Below are records to be output exactly, every one of them.

Stored entries
***

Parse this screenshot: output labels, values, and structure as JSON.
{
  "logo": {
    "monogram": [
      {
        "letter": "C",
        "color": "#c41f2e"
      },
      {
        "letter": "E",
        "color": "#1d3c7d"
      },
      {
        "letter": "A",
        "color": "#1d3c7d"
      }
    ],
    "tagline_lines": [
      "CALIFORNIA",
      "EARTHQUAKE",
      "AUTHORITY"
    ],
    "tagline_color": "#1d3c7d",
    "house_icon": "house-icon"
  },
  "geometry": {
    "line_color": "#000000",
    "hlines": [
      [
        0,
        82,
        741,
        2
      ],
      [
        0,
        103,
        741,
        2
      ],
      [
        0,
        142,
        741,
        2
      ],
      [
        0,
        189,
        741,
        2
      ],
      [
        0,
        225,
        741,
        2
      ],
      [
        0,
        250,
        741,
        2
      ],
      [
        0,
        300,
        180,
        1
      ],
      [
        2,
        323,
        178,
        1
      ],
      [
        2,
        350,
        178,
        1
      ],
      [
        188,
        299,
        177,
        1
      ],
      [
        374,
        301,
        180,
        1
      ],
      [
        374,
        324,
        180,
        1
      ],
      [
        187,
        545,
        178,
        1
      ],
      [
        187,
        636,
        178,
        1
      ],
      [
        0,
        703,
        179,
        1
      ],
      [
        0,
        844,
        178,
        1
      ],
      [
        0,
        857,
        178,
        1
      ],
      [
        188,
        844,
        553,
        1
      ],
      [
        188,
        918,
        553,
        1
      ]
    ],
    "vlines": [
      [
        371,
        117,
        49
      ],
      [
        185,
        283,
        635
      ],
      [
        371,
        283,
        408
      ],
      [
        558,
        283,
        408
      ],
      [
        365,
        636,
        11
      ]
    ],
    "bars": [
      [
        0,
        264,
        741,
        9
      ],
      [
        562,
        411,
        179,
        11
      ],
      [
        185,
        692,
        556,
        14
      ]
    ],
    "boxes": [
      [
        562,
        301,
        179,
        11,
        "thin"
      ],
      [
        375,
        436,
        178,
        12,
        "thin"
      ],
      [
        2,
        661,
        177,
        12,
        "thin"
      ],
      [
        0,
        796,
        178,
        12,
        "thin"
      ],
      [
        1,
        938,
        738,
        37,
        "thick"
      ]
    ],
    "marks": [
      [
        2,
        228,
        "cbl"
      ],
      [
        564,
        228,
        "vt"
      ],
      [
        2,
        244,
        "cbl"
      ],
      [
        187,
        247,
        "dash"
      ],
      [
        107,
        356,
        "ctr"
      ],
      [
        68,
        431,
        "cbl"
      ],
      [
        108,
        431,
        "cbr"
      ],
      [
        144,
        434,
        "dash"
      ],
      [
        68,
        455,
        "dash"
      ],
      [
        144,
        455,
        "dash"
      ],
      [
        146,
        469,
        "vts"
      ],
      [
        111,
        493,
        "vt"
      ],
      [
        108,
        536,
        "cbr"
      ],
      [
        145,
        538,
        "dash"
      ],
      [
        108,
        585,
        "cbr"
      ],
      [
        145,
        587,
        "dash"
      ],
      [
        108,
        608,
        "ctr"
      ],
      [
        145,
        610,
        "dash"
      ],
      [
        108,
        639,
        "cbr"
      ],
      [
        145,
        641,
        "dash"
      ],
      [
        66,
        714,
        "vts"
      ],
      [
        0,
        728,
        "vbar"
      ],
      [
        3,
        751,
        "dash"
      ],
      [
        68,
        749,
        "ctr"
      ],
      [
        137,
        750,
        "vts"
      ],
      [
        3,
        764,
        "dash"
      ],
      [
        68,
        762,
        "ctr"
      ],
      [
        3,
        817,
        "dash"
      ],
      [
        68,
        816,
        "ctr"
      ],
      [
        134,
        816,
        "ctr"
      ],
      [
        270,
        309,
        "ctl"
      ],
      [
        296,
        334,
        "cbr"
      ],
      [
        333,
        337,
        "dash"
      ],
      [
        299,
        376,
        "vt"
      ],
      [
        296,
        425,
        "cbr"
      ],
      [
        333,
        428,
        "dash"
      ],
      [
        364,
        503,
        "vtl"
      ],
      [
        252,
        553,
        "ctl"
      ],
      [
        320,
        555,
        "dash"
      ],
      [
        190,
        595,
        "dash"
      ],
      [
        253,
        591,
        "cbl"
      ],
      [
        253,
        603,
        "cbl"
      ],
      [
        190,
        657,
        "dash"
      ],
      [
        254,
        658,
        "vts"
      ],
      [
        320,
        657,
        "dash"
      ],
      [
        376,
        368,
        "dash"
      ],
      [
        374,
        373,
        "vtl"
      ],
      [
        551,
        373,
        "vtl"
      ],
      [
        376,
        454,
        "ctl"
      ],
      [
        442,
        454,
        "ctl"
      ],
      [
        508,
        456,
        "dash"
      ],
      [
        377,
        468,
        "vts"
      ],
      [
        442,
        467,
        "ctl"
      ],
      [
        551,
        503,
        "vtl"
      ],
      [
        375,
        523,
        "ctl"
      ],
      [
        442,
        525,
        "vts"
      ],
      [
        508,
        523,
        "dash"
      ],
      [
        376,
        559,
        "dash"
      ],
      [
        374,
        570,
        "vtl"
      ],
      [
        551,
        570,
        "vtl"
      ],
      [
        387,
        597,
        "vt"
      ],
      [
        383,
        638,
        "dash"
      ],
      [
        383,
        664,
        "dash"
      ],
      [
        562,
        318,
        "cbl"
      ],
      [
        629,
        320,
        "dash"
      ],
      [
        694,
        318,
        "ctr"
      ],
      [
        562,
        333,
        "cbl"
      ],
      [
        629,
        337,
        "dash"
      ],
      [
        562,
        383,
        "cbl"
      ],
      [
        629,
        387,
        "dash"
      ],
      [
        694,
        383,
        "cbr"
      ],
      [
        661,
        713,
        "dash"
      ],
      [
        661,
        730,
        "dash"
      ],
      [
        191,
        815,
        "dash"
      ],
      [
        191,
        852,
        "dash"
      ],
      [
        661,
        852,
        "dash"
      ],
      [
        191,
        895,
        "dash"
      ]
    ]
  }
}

***

» **ANSWER**
Parse this screenshot: output labels, values, and structure as JSON.
{
  "logo": {
    "monogram": [
      {
        "letter": "C",
        "color": "#c41f2e"
      },
      {
        "letter": "E",
        "color": "#1d3c7d"
      },
      {
        "letter": "A",
        "color": "#1d3c7d"
      }
    ],
    "tagline_lines": [
      "CALIFORNIA",
      "EARTHQUAKE",
      "AUTHORITY"
    ],
    "tagline_color": "#1d3c7d",
    "house_icon": "house-icon"
  },
  "geometry": {
    "line_color": "#000000",
    "hlines": [
      [
        0,
        82,
        741,
        2
      ],
      [
        0,
        103,
        741,
        2
      ],
      [
        0,
        142,
        741,
        2
      ],
      [
        0,
        189,
        741,
        2
      ],
      [
        0,
        225,
        741,
        2
      ],
      [
        0,
        250,
        741,
        2
      ],
      [
        0,
        300,
        180,
        1
      ],
      [
        2,
        323,
        178,
        1
      ],
      [
        2,
        350,
        178,
        1
      ],
      [
        188,
        299,
        177,
        1
      ],
      [
        374,
        301,
        180,
        1
      ],
      [
        374,
        324,
        180,
        1
      ],
      [
        187,
        545,
        178,
        1
      ],
      [
        187,
        636,
        178,
        1
      ],
      [
        0,
        703,
        179,
        1
      ],
      [
        0,
        844,
        178,
        1
      ],
      [
        0,
        857,
        178,
        1
      ],
      [
        188,
        844,
        553,
        1
      ],
      [
        188,
        918,
        553,
        1
      ]
    ],
    "vlines": [
      [
        371,
        117,
        49
      ],
      [
        185,
        283,
        635
      ],
      [
        371,
        283,
        408
      ],
      [
        558,
        283,
        408
      ],
      [
        365,
        636,
        11
      ]
    ],
    "bars": [
      [
        0,
        264,
        741,
        9
      ],
      [
        562,
        411,
        179,
        11
      ],
      [
        185,
        692,
        556,
        14
      ]
    ],
    "boxes": [
      [
        562,
        301,
        179,
        11,
        "thin"
      ],
      [
        375,
        436,
        178,
        12,
        "thin"
      ],
      [
        2,
        661,
        177,
        12,
        "thin"
      ],
      [
        0,
        796,
        178,
        12,
        "thin"
      ],
      [
        1,
        938,
        738,
        37,
        "thick"
      ]
    ],
    "marks": [
      [
        2,
        228,
        "cbl"
      ],
      [
        564,
        228,
        "vt"
      ],
      [
        2,
        244,
        "cbl"
      ],
      [
        187,
        247,
        "dash"
      ],
      [
        107,
        356,
        "ctr"
      ],
      [
        68,
        431,
        "cbl"
      ],
      [
        108,
        431,
        "cbr"
      ],
      [
        144,
        434,
        "dash"
      ],
      [
        68,
        455,
        "dash"
      ],
      [
        144,
        455,
        "dash"
      ],
      [
        146,
        469,
        "vts"
      ],
      [
        111,
        493,
        "vt"
      ],
      [
        108,
        536,
        "cbr"
      ],
      [
        145,
        538,
        "dash"
      ],
      [
        108,
        585,
        "cbr"
      ],
      [
        145,
        587,
        "dash"
      ],
      [
        108,
        608,
        "ctr"
      ],
      [
        145,
        610,
        "dash"
      ],
      [
        108,
        639,
        "cbr"
      ],
      [
        145,
        641,
        "dash"
      ],
      [
        66,
        714,
        "vts"
      ],
      [
        0,
        728,
        "vbar"
      ],
      [
        3,
        751,
        "dash"
      ],
      [
        68,
        749,
        "ctr"
      ],
      [
        137,
        750,
        "vts"
      ],
      [
        3,
        764,
        "dash"
      ],
      [
        68,
        762,
        "ctr"
      ],
      [
        3,
        817,
        "dash"
      ],
      [
        68,
        816,
        "ctr"
      ],
      [
        134,
        816,
        "ctr"
      ],
      [
        270,
        309,
        "ctl"
      ],
      [
        296,
        334,
        "cbr"
      ],
      [
        333,
        337,
        "dash"
      ],
      [
        299,
        376,
        "vt"
      ],
      [
        296,
        425,
        "cbr"
      ],
      [
        333,
        428,
        "dash"
      ],
      [
        364,
        503,
        "vtl"
      ],
      [
        252,
        553,
        "ctl"
      ],
      [
        320,
        555,
        "dash"
      ],
      [
        190,
        595,
        "dash"
      ],
      [
        253,
        591,
        "cbl"
      ],
      [
        253,
        603,
        "cbl"
      ],
      [
        190,
        657,
        "dash"
      ],
      [
        254,
        658,
        "vts"
      ],
      [
        320,
        657,
        "dash"
      ],
      [
        376,
        368,
        "dash"
      ],
      [
        374,
        373,
        "vtl"
      ],
      [
        551,
        373,
        "vtl"
      ],
      [
        376,
        454,
        "ctl"
      ],
      [
        442,
        454,
        "ctl"
      ],
      [
        508,
        456,
        "dash"
      ],
      [
        377,
        468,
        "vts"
      ],
      [
        442,
        467,
        "ctl"
      ],
      [
        551,
        503,
        "vtl"
      ],
      [
        375,
        523,
        "ctl"
      ],
      [
        442,
        525,
        "vts"
      ],
      [
        508,
        523,
        "dash"
      ],
      [
        376,
        559,
        "dash"
      ],
      [
        374,
        570,
        "vtl"
      ],
      [
        551,
        570,
        "vtl"
      ],
      [
        387,
        597,
        "vt"
      ],
      [
        383,
        638,
        "dash"
      ],
      [
        383,
        664,
        "dash"
      ],
      [
        562,
        318,
        "cbl"
      ],
      [
        629,
        320,
        "dash"
      ],
      [
        694,
        318,
        "ctr"
      ],
      [
        562,
        333,
        "cbl"
      ],
      [
        629,
        337,
        "dash"
      ],
      [
        562,
        383,
        "cbl"
      ],
      [
        629,
        387,
        "dash"
      ],
      [
        694,
        383,
        "cbr"
      ],
      [
        661,
        713,
        "dash"
      ],
      [
        661,
        730,
        "dash"
      ],
      [
        191,
        815,
        "dash"
      ],
      [
        191,
        852,
        "dash"
      ],
      [
        661,
        852,
        "dash"
      ],
      [
        191,
        895,
        "dash"
      ]
    ]
  }
}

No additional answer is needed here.